● Required task:
What follows is a set of entries. Repeat them exactly, but not their pictures.
══ Working data ══
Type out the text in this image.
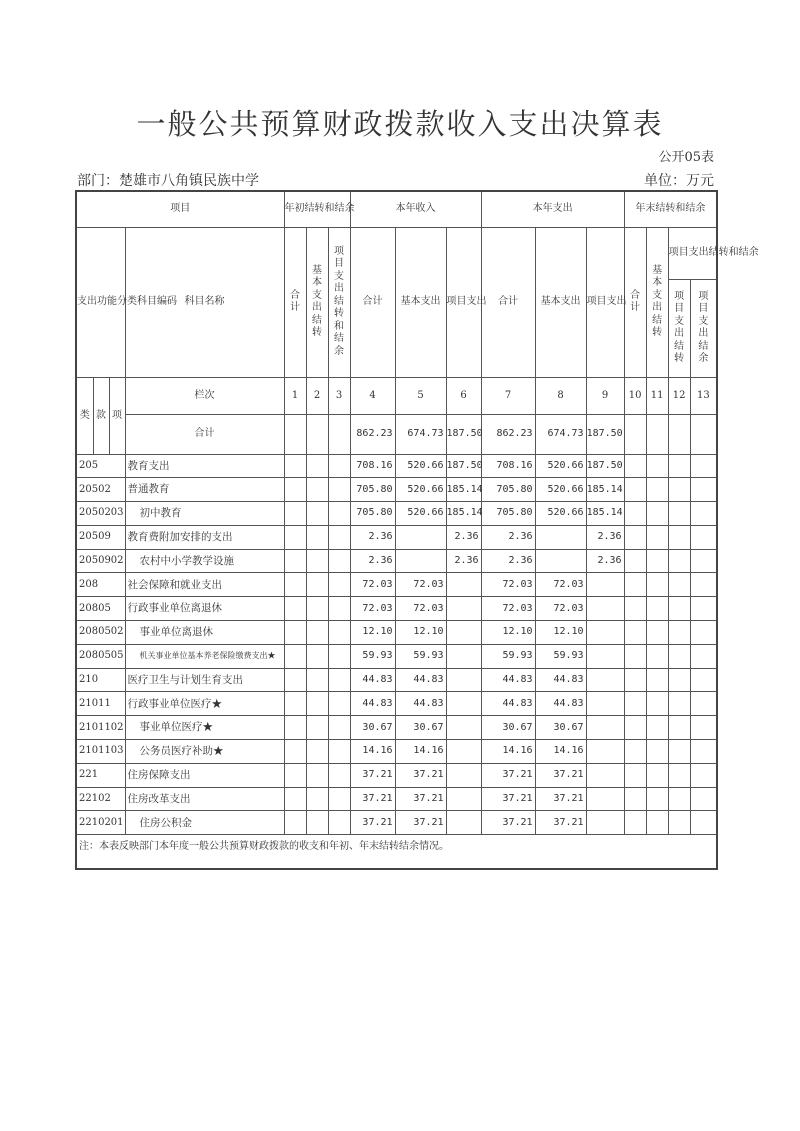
一般公共预算财政拨款收入支出决算表
公开05表
部门：楚雄市八角镇民族中学	单位：万元
项目				年初结转和结余			本年收入			本年支出			年末结转和结余			
支出功能分类科目编码			科目名称	合计	基本支出结转	项目支出结转和结余	合计	基本支出	项目支出	合计	基本支出	项目支出	合计	基本支出结转	项目支出结转和结余	
															项目支出结转	项目支出结余
类	款	项	栏次	1	2	3	4	5	6	7	8	9	10	11	12	13
			合计				862.23	674.73	187.50	862.23	674.73	187.50				
205			教育支出				708.16	520.66	187.50	708.16	520.66	187.50				
20502			普通教育				705.80	520.66	185.14	705.80	520.66	185.14				
2050203			初中教育				705.80	520.66	185.14	705.80	520.66	185.14				
20509			教育费附加安排的支出				2.36		2.36	2.36		2.36				
2050902			农村中小学教学设施				2.36		2.36	2.36		2.36				
208			社会保障和就业支出				72.03	72.03		72.03	72.03					
20805			行政事业单位离退休				72.03	72.03		72.03	72.03					
2080502			事业单位离退休				12.10	12.10		12.10	12.10					
2080505			机关事业单位基本养老保险缴费支出★				59.93	59.93		59.93	59.93					
210			医疗卫生与计划生育支出				44.83	44.83		44.83	44.83					
21011			行政事业单位医疗★				44.83	44.83		44.83	44.83					
2101102			事业单位医疗★				30.67	30.67		30.67	30.67					
2101103			公务员医疗补助★				14.16	14.16		14.16	14.16					
221			住房保障支出				37.21	37.21		37.21	37.21					
22102			住房改革支出				37.21	37.21		37.21	37.21					
2210201			住房公积金				37.21	37.21		37.21	37.21					
注：本表反映部门本年度一般公共预算财政拨款的收支和年初、年末结转结余情况。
═══
● Answer to this exercise:
Type out the text in this image.
一般公共预算财政拨款收入支出决算表
公开05表
部门：楚雄市八角镇民族中学	单位：万元
项目				年初结转和结余			本年收入			本年支出			年末结转和结余			
支出功能分类科目编码			科目名称	合计	基本支出结转	项目支出结转和结余	合计	基本支出	项目支出	合计	基本支出	项目支出	合计	基本支出结转	项目支出结转和结余	
															项目支出结转	项目支出结余
类	款	项	栏次	1	2	3	4	5	6	7	8	9	10	11	12	13
			合计				862.23	674.73	187.50	862.23	674.73	187.50				
205			教育支出				708.16	520.66	187.50	708.16	520.66	187.50				
20502			普通教育				705.80	520.66	185.14	705.80	520.66	185.14				
2050203			初中教育				705.80	520.66	185.14	705.80	520.66	185.14				
20509			教育费附加安排的支出				2.36		2.36	2.36		2.36				
2050902			农村中小学教学设施				2.36		2.36	2.36		2.36				
208			社会保障和就业支出				72.03	72.03		72.03	72.03					
20805			行政事业单位离退休				72.03	72.03		72.03	72.03					
2080502			事业单位离退休				12.10	12.10		12.10	12.10					
2080505			机关事业单位基本养老保险缴费支出★				59.93	59.93		59.93	59.93					
210			医疗卫生与计划生育支出				44.83	44.83		44.83	44.83					
21011			行政事业单位医疗★				44.83	44.83		44.83	44.83					
2101102			事业单位医疗★				30.67	30.67		30.67	30.67					
2101103			公务员医疗补助★				14.16	14.16		14.16	14.16					
221			住房保障支出				37.21	37.21		37.21	37.21					
22102			住房改革支出				37.21	37.21		37.21	37.21					
2210201			住房公积金				37.21	37.21		37.21	37.21					
注：本表反映部门本年度一般公共预算财政拨款的收支和年初、年末结转结余情况。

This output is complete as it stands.